Find and copy each line of the records where the string "Lapa" shows up.

Stored entries
____
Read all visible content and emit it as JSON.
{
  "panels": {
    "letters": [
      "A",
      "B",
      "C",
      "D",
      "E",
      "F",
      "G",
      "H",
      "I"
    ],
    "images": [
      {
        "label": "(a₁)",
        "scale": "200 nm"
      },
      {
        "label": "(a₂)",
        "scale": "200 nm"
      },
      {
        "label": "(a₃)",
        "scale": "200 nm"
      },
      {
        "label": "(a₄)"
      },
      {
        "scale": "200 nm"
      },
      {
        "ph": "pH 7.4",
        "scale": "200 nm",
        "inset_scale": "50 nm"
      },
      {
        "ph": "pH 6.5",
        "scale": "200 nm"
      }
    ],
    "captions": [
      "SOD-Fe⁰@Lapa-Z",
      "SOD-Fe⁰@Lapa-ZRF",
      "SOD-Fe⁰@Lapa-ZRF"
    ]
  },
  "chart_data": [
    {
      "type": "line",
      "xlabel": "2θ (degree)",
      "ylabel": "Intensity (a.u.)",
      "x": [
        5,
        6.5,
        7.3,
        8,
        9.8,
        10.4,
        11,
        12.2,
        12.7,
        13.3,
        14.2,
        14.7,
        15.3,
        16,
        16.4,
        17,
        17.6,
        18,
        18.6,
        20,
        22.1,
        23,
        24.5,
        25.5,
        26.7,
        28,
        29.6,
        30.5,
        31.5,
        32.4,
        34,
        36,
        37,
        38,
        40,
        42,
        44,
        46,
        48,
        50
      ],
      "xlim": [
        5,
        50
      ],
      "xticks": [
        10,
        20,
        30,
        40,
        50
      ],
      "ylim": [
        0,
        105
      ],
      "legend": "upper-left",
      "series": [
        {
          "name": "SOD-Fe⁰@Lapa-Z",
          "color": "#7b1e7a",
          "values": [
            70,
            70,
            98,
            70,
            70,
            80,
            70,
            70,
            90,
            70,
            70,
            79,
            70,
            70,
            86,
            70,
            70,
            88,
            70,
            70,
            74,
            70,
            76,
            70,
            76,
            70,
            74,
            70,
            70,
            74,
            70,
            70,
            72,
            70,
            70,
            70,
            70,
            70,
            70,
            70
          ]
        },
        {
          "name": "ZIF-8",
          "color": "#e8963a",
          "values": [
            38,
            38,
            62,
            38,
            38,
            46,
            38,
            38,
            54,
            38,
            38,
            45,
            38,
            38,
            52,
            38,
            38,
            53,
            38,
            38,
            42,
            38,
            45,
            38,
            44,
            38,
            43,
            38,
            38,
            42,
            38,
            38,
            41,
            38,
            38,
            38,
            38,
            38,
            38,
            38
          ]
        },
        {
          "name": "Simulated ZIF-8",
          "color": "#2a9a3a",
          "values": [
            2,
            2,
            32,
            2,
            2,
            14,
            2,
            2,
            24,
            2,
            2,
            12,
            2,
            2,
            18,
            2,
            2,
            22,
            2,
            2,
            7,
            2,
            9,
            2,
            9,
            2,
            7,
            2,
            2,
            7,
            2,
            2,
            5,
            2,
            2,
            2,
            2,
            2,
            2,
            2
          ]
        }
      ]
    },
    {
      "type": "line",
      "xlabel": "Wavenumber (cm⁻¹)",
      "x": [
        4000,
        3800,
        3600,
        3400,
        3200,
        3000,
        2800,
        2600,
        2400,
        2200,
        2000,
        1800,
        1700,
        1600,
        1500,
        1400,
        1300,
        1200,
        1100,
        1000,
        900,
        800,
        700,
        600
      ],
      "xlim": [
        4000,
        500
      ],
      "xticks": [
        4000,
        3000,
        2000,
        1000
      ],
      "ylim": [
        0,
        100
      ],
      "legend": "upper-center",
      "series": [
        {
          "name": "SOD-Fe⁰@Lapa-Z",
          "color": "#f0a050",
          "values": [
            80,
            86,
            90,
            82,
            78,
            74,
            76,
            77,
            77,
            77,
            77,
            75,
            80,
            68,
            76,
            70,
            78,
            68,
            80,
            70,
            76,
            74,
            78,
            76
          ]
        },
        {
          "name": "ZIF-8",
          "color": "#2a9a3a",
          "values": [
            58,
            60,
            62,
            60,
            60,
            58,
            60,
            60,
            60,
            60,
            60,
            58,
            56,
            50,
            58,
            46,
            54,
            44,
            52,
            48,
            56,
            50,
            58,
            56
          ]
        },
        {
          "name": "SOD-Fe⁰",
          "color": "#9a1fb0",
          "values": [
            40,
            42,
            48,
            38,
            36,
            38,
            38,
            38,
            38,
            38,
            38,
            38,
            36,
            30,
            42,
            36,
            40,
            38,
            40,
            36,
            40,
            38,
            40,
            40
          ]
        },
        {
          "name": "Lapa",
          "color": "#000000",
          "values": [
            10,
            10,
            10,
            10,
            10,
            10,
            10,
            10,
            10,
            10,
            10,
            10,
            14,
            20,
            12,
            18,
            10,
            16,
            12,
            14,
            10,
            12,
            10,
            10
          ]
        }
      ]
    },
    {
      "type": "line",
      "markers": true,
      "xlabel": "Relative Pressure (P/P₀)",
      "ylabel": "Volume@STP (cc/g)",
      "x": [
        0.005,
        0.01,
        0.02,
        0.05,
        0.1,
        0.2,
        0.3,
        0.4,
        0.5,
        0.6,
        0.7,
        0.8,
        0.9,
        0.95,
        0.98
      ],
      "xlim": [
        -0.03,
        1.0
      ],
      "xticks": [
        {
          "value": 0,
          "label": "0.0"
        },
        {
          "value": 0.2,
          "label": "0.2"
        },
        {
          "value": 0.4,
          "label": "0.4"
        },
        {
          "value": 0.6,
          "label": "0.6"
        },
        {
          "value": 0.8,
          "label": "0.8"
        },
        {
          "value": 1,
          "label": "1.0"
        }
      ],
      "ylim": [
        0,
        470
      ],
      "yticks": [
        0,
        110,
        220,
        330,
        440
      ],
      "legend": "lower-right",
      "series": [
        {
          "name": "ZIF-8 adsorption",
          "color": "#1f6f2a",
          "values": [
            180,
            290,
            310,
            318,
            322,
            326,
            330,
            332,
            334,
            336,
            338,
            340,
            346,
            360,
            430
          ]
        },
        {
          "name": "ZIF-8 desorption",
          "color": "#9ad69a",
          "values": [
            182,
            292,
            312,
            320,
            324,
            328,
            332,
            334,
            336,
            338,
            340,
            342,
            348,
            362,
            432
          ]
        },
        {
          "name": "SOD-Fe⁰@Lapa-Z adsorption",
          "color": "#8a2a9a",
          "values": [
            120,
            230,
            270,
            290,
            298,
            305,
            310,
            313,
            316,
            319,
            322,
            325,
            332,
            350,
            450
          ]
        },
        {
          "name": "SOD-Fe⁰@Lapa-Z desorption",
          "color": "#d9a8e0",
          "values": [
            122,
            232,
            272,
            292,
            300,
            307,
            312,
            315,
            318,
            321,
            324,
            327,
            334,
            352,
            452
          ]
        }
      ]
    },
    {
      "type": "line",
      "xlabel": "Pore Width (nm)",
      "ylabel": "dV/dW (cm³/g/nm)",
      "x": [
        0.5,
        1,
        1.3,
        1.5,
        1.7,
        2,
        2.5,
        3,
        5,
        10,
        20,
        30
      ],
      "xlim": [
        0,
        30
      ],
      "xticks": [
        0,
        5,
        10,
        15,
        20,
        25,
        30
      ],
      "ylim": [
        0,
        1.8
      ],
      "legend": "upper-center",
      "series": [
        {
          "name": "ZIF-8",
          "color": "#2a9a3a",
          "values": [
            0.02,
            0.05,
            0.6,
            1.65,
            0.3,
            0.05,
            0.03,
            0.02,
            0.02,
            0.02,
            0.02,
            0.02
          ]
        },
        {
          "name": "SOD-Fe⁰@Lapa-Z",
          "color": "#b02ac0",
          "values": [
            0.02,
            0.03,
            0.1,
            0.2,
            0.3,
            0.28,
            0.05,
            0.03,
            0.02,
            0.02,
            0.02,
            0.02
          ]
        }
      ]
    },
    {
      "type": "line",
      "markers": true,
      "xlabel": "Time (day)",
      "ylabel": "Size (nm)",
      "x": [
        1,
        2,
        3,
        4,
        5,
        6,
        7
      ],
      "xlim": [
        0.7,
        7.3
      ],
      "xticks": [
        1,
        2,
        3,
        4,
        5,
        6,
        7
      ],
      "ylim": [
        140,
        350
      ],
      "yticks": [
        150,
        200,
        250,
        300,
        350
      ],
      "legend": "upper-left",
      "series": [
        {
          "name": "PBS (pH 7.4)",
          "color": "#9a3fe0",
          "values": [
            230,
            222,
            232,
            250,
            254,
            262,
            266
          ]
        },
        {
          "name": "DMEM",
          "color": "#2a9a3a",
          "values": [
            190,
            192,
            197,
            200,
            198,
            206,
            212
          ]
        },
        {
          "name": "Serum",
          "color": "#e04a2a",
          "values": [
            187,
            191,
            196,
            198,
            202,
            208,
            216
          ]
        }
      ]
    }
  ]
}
____
**Complete response**
      "SOD-Fe⁰@Lapa-Z",
      "SOD-Fe⁰@Lapa-ZRF",
      "SOD-Fe⁰@Lapa-ZRF"
          "name": "SOD-Fe⁰@Lapa-Z",
          "name": "SOD-Fe⁰@Lapa-Z",
          "name": "Lapa",
          "name": "SOD-Fe⁰@Lapa-Z adsorption",
          "name": "SOD-Fe⁰@Lapa-Z desorption",
          "name": "SOD-Fe⁰@Lapa-Z",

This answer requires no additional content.